What the task requires. Here are some records; copy every line that holds the word "data".

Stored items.
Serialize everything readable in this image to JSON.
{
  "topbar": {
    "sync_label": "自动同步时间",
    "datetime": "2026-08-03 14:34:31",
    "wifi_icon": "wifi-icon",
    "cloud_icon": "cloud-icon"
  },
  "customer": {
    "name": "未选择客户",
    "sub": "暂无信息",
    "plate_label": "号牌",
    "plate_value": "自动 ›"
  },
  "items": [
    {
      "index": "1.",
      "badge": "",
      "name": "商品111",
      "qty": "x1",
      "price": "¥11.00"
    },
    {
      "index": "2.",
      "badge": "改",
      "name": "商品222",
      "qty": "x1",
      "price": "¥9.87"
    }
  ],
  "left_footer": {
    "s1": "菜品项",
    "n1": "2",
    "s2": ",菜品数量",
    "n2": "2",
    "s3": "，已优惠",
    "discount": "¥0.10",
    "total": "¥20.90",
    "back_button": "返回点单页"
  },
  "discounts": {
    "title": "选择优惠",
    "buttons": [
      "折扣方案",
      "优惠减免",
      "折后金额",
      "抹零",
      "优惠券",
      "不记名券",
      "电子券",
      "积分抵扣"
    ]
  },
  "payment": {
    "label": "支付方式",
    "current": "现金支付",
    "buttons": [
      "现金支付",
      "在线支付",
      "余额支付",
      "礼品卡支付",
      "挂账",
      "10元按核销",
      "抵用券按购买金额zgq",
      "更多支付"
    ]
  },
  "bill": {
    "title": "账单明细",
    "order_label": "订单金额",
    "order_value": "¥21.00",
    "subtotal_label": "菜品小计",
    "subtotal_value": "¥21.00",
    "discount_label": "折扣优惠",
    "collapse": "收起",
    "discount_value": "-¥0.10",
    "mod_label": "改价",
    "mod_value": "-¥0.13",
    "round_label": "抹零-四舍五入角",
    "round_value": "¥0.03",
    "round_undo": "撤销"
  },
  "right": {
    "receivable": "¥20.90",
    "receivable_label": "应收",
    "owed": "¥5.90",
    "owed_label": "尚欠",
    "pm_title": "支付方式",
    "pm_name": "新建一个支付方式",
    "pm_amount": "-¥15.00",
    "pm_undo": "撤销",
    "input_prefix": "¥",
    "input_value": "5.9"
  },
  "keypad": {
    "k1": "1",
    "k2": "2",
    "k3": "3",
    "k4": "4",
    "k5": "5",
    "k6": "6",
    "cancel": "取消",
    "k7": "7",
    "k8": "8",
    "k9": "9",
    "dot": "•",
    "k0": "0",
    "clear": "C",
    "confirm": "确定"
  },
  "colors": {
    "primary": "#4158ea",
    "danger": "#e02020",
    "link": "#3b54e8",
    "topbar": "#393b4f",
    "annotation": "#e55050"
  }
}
...
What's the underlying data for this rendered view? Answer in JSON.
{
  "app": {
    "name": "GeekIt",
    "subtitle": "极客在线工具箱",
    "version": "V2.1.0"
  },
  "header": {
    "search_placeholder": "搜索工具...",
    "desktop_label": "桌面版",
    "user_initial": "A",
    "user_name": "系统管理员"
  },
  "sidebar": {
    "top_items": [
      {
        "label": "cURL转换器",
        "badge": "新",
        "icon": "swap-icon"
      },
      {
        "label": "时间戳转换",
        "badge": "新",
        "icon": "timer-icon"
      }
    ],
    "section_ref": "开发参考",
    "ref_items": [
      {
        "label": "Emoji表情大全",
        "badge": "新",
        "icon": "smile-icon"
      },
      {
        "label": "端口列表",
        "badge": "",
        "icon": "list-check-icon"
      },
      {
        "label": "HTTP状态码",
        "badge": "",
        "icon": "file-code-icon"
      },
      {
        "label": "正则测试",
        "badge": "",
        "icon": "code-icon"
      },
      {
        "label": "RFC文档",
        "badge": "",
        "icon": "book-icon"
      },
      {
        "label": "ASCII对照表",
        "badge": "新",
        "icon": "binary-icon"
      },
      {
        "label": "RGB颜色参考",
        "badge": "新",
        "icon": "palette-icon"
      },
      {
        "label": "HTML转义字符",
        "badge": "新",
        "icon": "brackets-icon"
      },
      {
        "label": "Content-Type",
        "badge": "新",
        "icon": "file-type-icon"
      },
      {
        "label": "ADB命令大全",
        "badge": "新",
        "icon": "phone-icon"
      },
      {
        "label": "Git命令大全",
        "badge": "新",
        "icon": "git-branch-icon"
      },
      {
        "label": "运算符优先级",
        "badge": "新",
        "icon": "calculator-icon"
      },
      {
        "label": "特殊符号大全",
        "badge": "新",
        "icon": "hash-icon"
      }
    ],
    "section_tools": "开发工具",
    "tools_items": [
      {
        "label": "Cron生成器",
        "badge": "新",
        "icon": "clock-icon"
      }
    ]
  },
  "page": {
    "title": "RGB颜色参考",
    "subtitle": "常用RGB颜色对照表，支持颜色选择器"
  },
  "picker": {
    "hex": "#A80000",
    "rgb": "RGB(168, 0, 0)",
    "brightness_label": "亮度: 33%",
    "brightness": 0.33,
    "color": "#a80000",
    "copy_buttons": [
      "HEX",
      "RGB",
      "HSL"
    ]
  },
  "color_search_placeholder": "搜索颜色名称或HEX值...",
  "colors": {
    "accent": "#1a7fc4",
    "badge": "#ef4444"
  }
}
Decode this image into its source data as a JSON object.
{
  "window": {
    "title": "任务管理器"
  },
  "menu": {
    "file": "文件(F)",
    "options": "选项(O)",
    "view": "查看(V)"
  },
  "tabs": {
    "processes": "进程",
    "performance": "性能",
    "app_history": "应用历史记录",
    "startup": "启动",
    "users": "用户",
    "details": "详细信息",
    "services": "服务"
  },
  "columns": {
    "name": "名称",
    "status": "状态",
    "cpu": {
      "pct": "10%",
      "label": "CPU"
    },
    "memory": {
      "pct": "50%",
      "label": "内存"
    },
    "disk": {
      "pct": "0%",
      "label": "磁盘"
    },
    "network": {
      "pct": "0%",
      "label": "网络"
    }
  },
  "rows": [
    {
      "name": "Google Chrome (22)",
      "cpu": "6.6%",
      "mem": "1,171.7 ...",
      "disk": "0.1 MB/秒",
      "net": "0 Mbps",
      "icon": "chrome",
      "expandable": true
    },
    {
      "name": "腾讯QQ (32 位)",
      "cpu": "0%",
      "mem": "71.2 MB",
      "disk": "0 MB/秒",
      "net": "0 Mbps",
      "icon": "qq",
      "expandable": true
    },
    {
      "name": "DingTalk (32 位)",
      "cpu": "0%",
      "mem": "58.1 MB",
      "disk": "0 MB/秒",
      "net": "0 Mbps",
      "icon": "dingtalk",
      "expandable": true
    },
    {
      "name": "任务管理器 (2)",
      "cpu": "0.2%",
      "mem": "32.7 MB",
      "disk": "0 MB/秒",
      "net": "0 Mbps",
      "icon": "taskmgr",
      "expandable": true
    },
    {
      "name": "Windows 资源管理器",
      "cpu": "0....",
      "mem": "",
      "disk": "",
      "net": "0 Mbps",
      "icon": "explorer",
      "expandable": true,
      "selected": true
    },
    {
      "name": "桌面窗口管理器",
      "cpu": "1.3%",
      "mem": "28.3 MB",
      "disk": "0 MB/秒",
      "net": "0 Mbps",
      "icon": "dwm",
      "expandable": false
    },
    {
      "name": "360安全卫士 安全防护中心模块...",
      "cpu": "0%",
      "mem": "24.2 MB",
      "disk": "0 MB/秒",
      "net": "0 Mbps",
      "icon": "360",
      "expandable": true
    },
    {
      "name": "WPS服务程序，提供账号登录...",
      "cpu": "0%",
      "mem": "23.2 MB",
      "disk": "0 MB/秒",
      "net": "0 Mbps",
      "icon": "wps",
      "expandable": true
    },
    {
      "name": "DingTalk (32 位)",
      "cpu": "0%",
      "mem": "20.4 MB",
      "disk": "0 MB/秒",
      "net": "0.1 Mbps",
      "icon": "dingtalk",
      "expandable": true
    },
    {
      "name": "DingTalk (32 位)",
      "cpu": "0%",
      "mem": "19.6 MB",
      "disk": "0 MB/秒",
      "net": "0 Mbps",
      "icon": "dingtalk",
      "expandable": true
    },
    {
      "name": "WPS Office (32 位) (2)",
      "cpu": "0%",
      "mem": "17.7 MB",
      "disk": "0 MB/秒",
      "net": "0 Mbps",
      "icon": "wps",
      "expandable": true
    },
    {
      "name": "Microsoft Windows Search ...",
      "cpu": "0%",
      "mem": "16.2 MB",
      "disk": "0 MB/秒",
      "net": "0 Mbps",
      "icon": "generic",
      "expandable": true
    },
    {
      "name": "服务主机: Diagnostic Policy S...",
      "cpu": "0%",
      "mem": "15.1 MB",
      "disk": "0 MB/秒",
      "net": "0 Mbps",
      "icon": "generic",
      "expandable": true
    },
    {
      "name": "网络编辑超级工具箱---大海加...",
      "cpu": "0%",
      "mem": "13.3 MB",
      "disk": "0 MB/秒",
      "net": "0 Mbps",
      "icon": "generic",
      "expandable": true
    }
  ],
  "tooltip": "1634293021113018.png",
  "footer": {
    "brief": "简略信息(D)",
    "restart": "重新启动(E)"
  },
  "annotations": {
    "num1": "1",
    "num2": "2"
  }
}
---
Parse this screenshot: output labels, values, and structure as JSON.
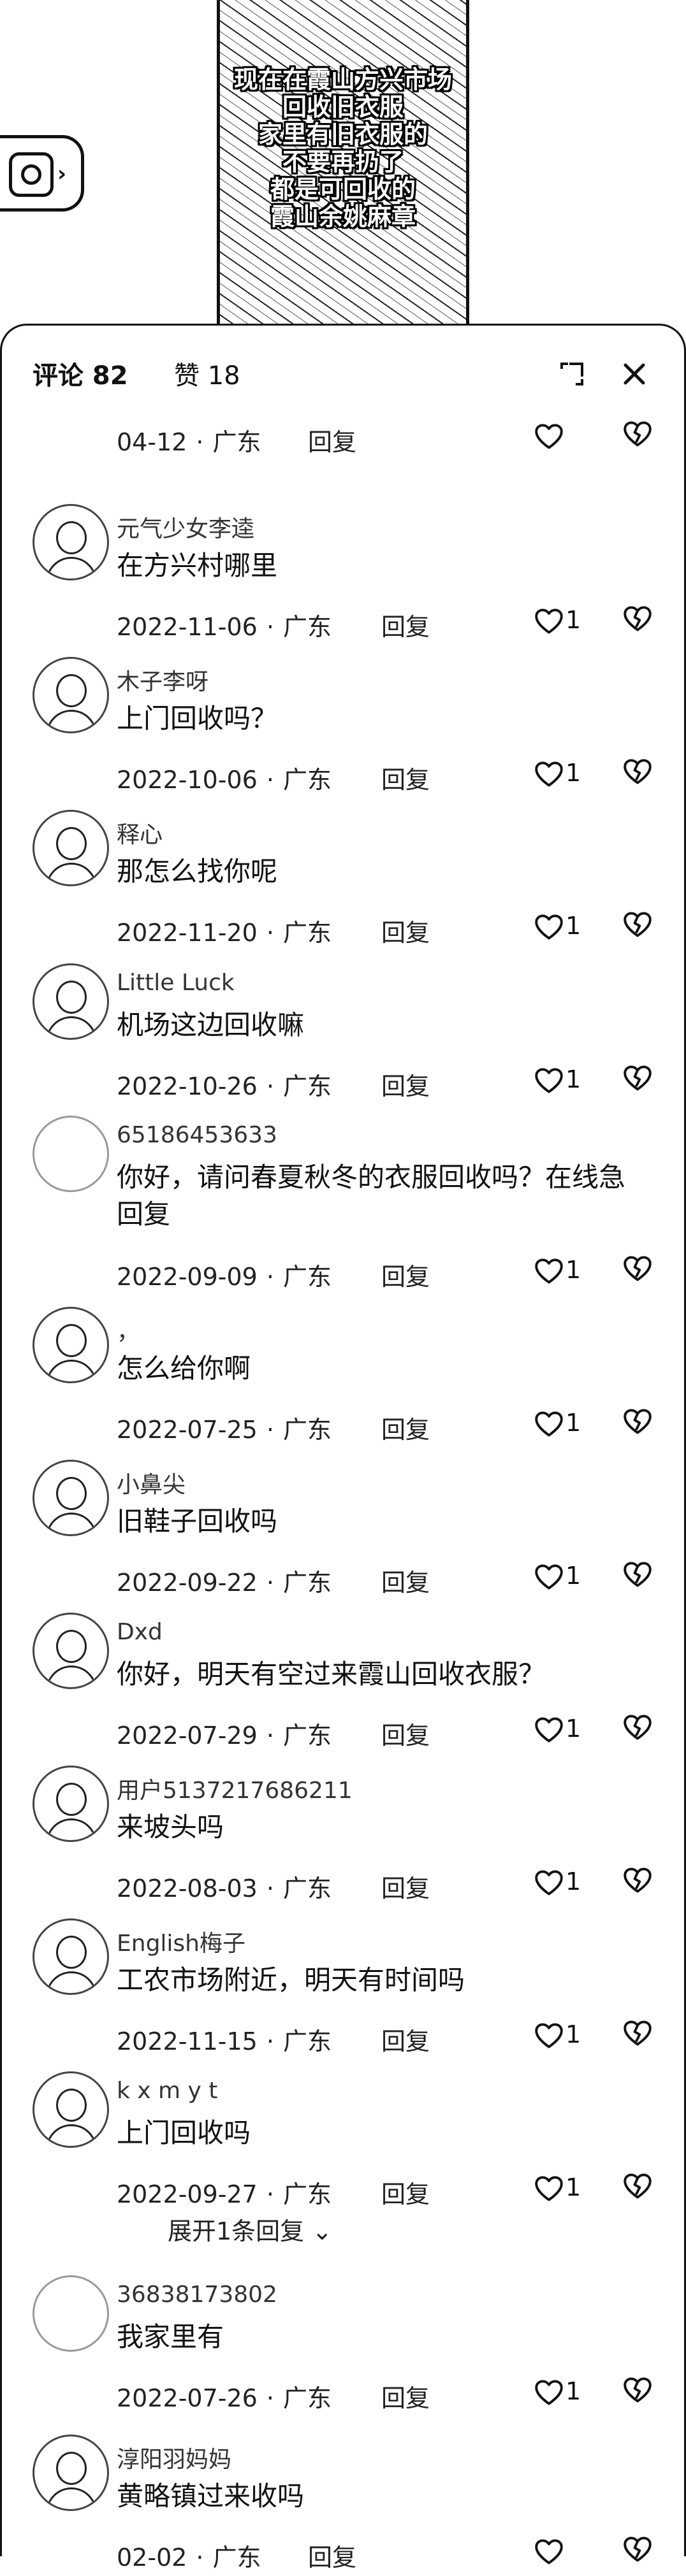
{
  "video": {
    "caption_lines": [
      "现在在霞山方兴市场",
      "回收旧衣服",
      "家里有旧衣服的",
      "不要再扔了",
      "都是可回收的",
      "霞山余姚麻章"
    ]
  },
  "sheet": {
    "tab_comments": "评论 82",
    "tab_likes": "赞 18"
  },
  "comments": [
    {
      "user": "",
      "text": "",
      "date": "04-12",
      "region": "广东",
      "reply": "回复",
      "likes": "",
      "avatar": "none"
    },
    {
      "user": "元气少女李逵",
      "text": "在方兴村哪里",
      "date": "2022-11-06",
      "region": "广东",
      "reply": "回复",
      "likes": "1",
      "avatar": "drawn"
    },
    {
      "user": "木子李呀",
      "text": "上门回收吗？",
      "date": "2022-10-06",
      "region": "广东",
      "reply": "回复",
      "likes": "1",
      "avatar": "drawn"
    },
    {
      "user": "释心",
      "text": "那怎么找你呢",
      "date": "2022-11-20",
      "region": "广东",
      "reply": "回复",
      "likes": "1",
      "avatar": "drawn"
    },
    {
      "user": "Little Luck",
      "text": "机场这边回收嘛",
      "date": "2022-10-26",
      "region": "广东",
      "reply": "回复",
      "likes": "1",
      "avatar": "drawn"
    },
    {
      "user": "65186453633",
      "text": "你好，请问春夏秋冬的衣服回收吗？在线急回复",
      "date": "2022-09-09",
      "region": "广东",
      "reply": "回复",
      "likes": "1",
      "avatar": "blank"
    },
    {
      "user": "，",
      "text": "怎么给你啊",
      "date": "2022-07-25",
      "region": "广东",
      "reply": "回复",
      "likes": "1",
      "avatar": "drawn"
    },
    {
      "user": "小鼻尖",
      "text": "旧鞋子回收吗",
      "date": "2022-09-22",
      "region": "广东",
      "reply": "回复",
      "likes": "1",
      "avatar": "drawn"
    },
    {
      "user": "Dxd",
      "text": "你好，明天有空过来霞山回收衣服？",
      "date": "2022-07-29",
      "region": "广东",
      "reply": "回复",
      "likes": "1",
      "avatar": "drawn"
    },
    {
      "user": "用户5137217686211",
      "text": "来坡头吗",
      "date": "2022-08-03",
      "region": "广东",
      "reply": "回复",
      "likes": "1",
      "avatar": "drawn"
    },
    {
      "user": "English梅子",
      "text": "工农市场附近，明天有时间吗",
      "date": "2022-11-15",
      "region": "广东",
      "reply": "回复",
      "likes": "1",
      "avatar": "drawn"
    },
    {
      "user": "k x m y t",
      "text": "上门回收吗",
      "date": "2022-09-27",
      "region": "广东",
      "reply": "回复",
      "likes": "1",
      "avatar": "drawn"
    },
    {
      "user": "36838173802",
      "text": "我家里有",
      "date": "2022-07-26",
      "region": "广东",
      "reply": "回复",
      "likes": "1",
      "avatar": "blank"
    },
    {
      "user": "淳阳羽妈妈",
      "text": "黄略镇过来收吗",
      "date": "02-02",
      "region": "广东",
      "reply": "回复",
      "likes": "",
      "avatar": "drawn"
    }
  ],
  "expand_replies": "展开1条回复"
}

Result of the task.
What's the underlying data for this rendered view? Answer in JSON.
Decode this image into its source data as a JSON object.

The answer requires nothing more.